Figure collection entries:
* * * * *

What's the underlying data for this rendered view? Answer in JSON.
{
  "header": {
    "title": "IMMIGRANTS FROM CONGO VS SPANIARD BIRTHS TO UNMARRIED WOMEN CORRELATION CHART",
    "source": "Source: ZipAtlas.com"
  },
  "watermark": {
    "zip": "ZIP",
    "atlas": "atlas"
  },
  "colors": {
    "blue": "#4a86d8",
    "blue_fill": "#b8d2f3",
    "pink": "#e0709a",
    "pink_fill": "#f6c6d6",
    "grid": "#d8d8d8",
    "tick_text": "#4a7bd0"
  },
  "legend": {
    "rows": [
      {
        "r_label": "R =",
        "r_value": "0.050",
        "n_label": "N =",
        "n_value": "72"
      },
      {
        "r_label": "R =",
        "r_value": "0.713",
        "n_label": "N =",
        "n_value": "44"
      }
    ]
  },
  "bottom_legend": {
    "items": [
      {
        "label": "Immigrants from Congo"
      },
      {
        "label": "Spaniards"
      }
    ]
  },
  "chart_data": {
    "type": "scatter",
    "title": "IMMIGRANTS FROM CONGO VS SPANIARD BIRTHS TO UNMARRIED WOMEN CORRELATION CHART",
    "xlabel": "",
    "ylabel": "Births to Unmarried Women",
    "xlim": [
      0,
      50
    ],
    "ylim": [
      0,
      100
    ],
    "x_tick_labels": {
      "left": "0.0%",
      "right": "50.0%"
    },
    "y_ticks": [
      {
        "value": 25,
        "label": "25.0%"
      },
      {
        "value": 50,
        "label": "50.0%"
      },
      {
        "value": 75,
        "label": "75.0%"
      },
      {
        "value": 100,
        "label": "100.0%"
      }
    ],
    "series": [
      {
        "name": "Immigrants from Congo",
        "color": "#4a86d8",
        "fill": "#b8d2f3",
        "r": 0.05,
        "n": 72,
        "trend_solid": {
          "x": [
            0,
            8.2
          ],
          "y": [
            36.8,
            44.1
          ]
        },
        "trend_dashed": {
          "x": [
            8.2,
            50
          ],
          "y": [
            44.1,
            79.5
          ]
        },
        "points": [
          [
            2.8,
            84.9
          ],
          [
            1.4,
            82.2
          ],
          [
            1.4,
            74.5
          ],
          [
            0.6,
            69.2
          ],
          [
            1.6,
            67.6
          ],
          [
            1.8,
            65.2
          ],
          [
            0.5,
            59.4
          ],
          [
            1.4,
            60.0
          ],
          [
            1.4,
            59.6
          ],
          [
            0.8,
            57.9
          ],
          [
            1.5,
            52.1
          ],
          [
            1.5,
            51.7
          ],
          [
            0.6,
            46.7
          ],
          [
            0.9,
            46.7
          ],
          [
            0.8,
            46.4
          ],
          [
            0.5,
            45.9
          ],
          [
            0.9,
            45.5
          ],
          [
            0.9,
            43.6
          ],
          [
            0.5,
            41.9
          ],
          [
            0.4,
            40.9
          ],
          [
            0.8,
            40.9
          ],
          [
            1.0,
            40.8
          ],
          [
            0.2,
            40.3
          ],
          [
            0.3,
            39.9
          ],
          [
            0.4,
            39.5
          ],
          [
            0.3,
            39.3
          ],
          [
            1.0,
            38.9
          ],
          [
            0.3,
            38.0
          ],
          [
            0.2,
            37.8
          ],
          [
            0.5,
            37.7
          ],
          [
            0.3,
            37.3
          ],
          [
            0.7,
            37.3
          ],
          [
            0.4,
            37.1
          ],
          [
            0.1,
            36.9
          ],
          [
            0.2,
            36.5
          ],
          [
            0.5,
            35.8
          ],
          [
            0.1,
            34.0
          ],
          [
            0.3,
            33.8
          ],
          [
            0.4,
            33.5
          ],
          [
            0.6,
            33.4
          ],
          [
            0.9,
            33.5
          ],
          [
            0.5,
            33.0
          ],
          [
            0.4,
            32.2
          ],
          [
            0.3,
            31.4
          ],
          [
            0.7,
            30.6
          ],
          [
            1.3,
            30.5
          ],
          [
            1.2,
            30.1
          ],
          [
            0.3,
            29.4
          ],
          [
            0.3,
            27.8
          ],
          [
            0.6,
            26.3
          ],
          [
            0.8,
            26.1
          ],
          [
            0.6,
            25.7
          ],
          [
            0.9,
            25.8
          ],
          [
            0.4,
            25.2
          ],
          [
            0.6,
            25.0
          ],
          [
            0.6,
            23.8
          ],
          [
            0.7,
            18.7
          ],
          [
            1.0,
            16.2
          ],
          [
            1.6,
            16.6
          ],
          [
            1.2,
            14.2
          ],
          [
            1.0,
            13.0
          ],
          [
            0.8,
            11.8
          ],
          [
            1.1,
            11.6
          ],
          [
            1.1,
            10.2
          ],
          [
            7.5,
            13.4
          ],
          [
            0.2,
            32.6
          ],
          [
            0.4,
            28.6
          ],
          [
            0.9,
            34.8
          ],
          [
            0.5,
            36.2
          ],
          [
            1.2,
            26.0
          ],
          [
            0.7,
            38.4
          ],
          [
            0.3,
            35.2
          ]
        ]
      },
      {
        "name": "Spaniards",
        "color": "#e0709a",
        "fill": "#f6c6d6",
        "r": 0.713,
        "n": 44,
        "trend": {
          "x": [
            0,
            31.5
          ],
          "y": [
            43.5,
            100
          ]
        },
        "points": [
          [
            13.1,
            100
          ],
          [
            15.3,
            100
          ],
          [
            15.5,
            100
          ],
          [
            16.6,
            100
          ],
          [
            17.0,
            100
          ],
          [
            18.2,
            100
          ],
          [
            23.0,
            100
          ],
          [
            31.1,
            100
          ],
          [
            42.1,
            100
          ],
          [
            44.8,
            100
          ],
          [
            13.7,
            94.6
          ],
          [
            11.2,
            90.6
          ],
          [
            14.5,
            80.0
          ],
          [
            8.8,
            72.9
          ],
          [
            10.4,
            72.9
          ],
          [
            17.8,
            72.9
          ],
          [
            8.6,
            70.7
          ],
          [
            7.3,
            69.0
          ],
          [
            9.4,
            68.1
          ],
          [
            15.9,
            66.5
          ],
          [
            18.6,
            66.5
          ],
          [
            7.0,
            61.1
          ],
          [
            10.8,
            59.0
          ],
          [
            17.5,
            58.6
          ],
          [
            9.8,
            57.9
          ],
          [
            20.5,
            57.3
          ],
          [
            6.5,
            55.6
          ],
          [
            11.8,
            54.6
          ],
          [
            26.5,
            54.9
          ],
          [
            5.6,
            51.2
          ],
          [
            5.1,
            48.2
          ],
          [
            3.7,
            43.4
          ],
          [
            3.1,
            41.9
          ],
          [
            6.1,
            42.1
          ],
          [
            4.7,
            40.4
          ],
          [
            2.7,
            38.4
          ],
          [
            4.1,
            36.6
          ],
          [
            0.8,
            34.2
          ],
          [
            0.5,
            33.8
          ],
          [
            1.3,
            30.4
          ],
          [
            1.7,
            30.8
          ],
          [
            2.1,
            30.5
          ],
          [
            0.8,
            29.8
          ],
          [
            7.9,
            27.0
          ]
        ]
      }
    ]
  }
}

* * * * *

● YOUR OBJECTIVE:
Nothing should be changed: write out all of the data as is.

● ANSWER TO THIS TASK:
What's the underlying data for this rendered view? Answer in JSON.
{
  "header": {
    "title": "IMMIGRANTS FROM CONGO VS SPANIARD BIRTHS TO UNMARRIED WOMEN CORRELATION CHART",
    "source": "Source: ZipAtlas.com"
  },
  "watermark": {
    "zip": "ZIP",
    "atlas": "atlas"
  },
  "colors": {
    "blue": "#4a86d8",
    "blue_fill": "#b8d2f3",
    "pink": "#e0709a",
    "pink_fill": "#f6c6d6",
    "grid": "#d8d8d8",
    "tick_text": "#4a7bd0"
  },
  "legend": {
    "rows": [
      {
        "r_label": "R =",
        "r_value": "0.050",
        "n_label": "N =",
        "n_value": "72"
      },
      {
        "r_label": "R =",
        "r_value": "0.713",
        "n_label": "N =",
        "n_value": "44"
      }
    ]
  },
  "bottom_legend": {
    "items": [
      {
        "label": "Immigrants from Congo"
      },
      {
        "label": "Spaniards"
      }
    ]
  },
  "chart_data": {
    "type": "scatter",
    "title": "IMMIGRANTS FROM CONGO VS SPANIARD BIRTHS TO UNMARRIED WOMEN CORRELATION CHART",
    "xlabel": "",
    "ylabel": "Births to Unmarried Women",
    "xlim": [
      0,
      50
    ],
    "ylim": [
      0,
      100
    ],
    "x_tick_labels": {
      "left": "0.0%",
      "right": "50.0%"
    },
    "y_ticks": [
      {
        "value": 25,
        "label": "25.0%"
      },
      {
        "value": 50,
        "label": "50.0%"
      },
      {
        "value": 75,
        "label": "75.0%"
      },
      {
        "value": 100,
        "label": "100.0%"
      }
    ],
    "series": [
      {
        "name": "Immigrants from Congo",
        "color": "#4a86d8",
        "fill": "#b8d2f3",
        "r": 0.05,
        "n": 72,
        "trend_solid": {
          "x": [
            0,
            8.2
          ],
          "y": [
            36.8,
            44.1
          ]
        },
        "trend_dashed": {
          "x": [
            8.2,
            50
          ],
          "y": [
            44.1,
            79.5
          ]
        },
        "points": [
          [
            2.8,
            84.9
          ],
          [
            1.4,
            82.2
          ],
          [
            1.4,
            74.5
          ],
          [
            0.6,
            69.2
          ],
          [
            1.6,
            67.6
          ],
          [
            1.8,
            65.2
          ],
          [
            0.5,
            59.4
          ],
          [
            1.4,
            60.0
          ],
          [
            1.4,
            59.6
          ],
          [
            0.8,
            57.9
          ],
          [
            1.5,
            52.1
          ],
          [
            1.5,
            51.7
          ],
          [
            0.6,
            46.7
          ],
          [
            0.9,
            46.7
          ],
          [
            0.8,
            46.4
          ],
          [
            0.5,
            45.9
          ],
          [
            0.9,
            45.5
          ],
          [
            0.9,
            43.6
          ],
          [
            0.5,
            41.9
          ],
          [
            0.4,
            40.9
          ],
          [
            0.8,
            40.9
          ],
          [
            1.0,
            40.8
          ],
          [
            0.2,
            40.3
          ],
          [
            0.3,
            39.9
          ],
          [
            0.4,
            39.5
          ],
          [
            0.3,
            39.3
          ],
          [
            1.0,
            38.9
          ],
          [
            0.3,
            38.0
          ],
          [
            0.2,
            37.8
          ],
          [
            0.5,
            37.7
          ],
          [
            0.3,
            37.3
          ],
          [
            0.7,
            37.3
          ],
          [
            0.4,
            37.1
          ],
          [
            0.1,
            36.9
          ],
          [
            0.2,
            36.5
          ],
          [
            0.5,
            35.8
          ],
          [
            0.1,
            34.0
          ],
          [
            0.3,
            33.8
          ],
          [
            0.4,
            33.5
          ],
          [
            0.6,
            33.4
          ],
          [
            0.9,
            33.5
          ],
          [
            0.5,
            33.0
          ],
          [
            0.4,
            32.2
          ],
          [
            0.3,
            31.4
          ],
          [
            0.7,
            30.6
          ],
          [
            1.3,
            30.5
          ],
          [
            1.2,
            30.1
          ],
          [
            0.3,
            29.4
          ],
          [
            0.3,
            27.8
          ],
          [
            0.6,
            26.3
          ],
          [
            0.8,
            26.1
          ],
          [
            0.6,
            25.7
          ],
          [
            0.9,
            25.8
          ],
          [
            0.4,
            25.2
          ],
          [
            0.6,
            25.0
          ],
          [
            0.6,
            23.8
          ],
          [
            0.7,
            18.7
          ],
          [
            1.0,
            16.2
          ],
          [
            1.6,
            16.6
          ],
          [
            1.2,
            14.2
          ],
          [
            1.0,
            13.0
          ],
          [
            0.8,
            11.8
          ],
          [
            1.1,
            11.6
          ],
          [
            1.1,
            10.2
          ],
          [
            7.5,
            13.4
          ],
          [
            0.2,
            32.6
          ],
          [
            0.4,
            28.6
          ],
          [
            0.9,
            34.8
          ],
          [
            0.5,
            36.2
          ],
          [
            1.2,
            26.0
          ],
          [
            0.7,
            38.4
          ],
          [
            0.3,
            35.2
          ]
        ]
      },
      {
        "name": "Spaniards",
        "color": "#e0709a",
        "fill": "#f6c6d6",
        "r": 0.713,
        "n": 44,
        "trend": {
          "x": [
            0,
            31.5
          ],
          "y": [
            43.5,
            100
          ]
        },
        "points": [
          [
            13.1,
            100
          ],
          [
            15.3,
            100
          ],
          [
            15.5,
            100
          ],
          [
            16.6,
            100
          ],
          [
            17.0,
            100
          ],
          [
            18.2,
            100
          ],
          [
            23.0,
            100
          ],
          [
            31.1,
            100
          ],
          [
            42.1,
            100
          ],
          [
            44.8,
            100
          ],
          [
            13.7,
            94.6
          ],
          [
            11.2,
            90.6
          ],
          [
            14.5,
            80.0
          ],
          [
            8.8,
            72.9
          ],
          [
            10.4,
            72.9
          ],
          [
            17.8,
            72.9
          ],
          [
            8.6,
            70.7
          ],
          [
            7.3,
            69.0
          ],
          [
            9.4,
            68.1
          ],
          [
            15.9,
            66.5
          ],
          [
            18.6,
            66.5
          ],
          [
            7.0,
            61.1
          ],
          [
            10.8,
            59.0
          ],
          [
            17.5,
            58.6
          ],
          [
            9.8,
            57.9
          ],
          [
            20.5,
            57.3
          ],
          [
            6.5,
            55.6
          ],
          [
            11.8,
            54.6
          ],
          [
            26.5,
            54.9
          ],
          [
            5.6,
            51.2
          ],
          [
            5.1,
            48.2
          ],
          [
            3.7,
            43.4
          ],
          [
            3.1,
            41.9
          ],
          [
            6.1,
            42.1
          ],
          [
            4.7,
            40.4
          ],
          [
            2.7,
            38.4
          ],
          [
            4.1,
            36.6
          ],
          [
            0.8,
            34.2
          ],
          [
            0.5,
            33.8
          ],
          [
            1.3,
            30.4
          ],
          [
            1.7,
            30.8
          ],
          [
            2.1,
            30.5
          ],
          [
            0.8,
            29.8
          ],
          [
            7.9,
            27.0
          ]
        ]
      }
    ]
  }
}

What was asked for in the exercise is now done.